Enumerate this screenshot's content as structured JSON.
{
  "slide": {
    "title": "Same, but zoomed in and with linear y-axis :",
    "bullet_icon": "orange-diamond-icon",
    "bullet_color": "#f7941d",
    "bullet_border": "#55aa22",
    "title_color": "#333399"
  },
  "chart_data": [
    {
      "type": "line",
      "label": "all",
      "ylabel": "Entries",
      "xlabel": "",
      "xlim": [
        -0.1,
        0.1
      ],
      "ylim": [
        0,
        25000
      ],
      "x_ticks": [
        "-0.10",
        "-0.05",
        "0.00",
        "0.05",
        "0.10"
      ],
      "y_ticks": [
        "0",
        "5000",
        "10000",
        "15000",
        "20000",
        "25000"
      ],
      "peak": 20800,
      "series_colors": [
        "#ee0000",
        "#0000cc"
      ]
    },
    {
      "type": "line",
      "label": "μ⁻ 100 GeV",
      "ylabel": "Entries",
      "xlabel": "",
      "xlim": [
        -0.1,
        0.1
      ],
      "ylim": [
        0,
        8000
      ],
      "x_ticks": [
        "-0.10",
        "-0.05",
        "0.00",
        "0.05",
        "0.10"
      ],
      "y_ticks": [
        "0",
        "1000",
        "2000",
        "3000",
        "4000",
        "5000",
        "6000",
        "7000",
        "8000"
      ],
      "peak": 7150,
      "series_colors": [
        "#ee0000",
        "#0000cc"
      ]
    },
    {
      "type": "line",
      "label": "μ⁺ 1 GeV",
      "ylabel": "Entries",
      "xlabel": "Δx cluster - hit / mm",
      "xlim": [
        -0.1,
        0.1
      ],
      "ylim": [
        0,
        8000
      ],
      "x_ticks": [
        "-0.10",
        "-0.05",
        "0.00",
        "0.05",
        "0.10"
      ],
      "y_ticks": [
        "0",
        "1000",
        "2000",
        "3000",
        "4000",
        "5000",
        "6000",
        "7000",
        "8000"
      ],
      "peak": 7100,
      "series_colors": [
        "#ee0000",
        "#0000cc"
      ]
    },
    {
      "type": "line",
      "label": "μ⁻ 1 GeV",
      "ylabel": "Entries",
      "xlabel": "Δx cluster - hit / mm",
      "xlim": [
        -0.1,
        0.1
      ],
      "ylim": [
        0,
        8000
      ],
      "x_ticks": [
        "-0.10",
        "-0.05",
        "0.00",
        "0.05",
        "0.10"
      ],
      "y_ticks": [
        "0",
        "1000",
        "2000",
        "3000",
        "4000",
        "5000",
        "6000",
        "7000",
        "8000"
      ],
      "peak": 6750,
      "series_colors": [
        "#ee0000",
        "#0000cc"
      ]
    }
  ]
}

- _Aim_:
Restate the data above word for word.

- _Task solution_:
Enumerate this screenshot's content as structured JSON.
{
  "slide": {
    "title": "Same, but zoomed in and with linear y-axis :",
    "bullet_icon": "orange-diamond-icon",
    "bullet_color": "#f7941d",
    "bullet_border": "#55aa22",
    "title_color": "#333399"
  },
  "chart_data": [
    {
      "type": "line",
      "label": "all",
      "ylabel": "Entries",
      "xlabel": "",
      "xlim": [
        -0.1,
        0.1
      ],
      "ylim": [
        0,
        25000
      ],
      "x_ticks": [
        "-0.10",
        "-0.05",
        "0.00",
        "0.05",
        "0.10"
      ],
      "y_ticks": [
        "0",
        "5000",
        "10000",
        "15000",
        "20000",
        "25000"
      ],
      "peak": 20800,
      "series_colors": [
        "#ee0000",
        "#0000cc"
      ]
    },
    {
      "type": "line",
      "label": "μ⁻ 100 GeV",
      "ylabel": "Entries",
      "xlabel": "",
      "xlim": [
        -0.1,
        0.1
      ],
      "ylim": [
        0,
        8000
      ],
      "x_ticks": [
        "-0.10",
        "-0.05",
        "0.00",
        "0.05",
        "0.10"
      ],
      "y_ticks": [
        "0",
        "1000",
        "2000",
        "3000",
        "4000",
        "5000",
        "6000",
        "7000",
        "8000"
      ],
      "peak": 7150,
      "series_colors": [
        "#ee0000",
        "#0000cc"
      ]
    },
    {
      "type": "line",
      "label": "μ⁺ 1 GeV",
      "ylabel": "Entries",
      "xlabel": "Δx cluster - hit / mm",
      "xlim": [
        -0.1,
        0.1
      ],
      "ylim": [
        0,
        8000
      ],
      "x_ticks": [
        "-0.10",
        "-0.05",
        "0.00",
        "0.05",
        "0.10"
      ],
      "y_ticks": [
        "0",
        "1000",
        "2000",
        "3000",
        "4000",
        "5000",
        "6000",
        "7000",
        "8000"
      ],
      "peak": 7100,
      "series_colors": [
        "#ee0000",
        "#0000cc"
      ]
    },
    {
      "type": "line",
      "label": "μ⁻ 1 GeV",
      "ylabel": "Entries",
      "xlabel": "Δx cluster - hit / mm",
      "xlim": [
        -0.1,
        0.1
      ],
      "ylim": [
        0,
        8000
      ],
      "x_ticks": [
        "-0.10",
        "-0.05",
        "0.00",
        "0.05",
        "0.10"
      ],
      "y_ticks": [
        "0",
        "1000",
        "2000",
        "3000",
        "4000",
        "5000",
        "6000",
        "7000",
        "8000"
      ],
      "peak": 6750,
      "series_colors": [
        "#ee0000",
        "#0000cc"
      ]
    }
  ]
}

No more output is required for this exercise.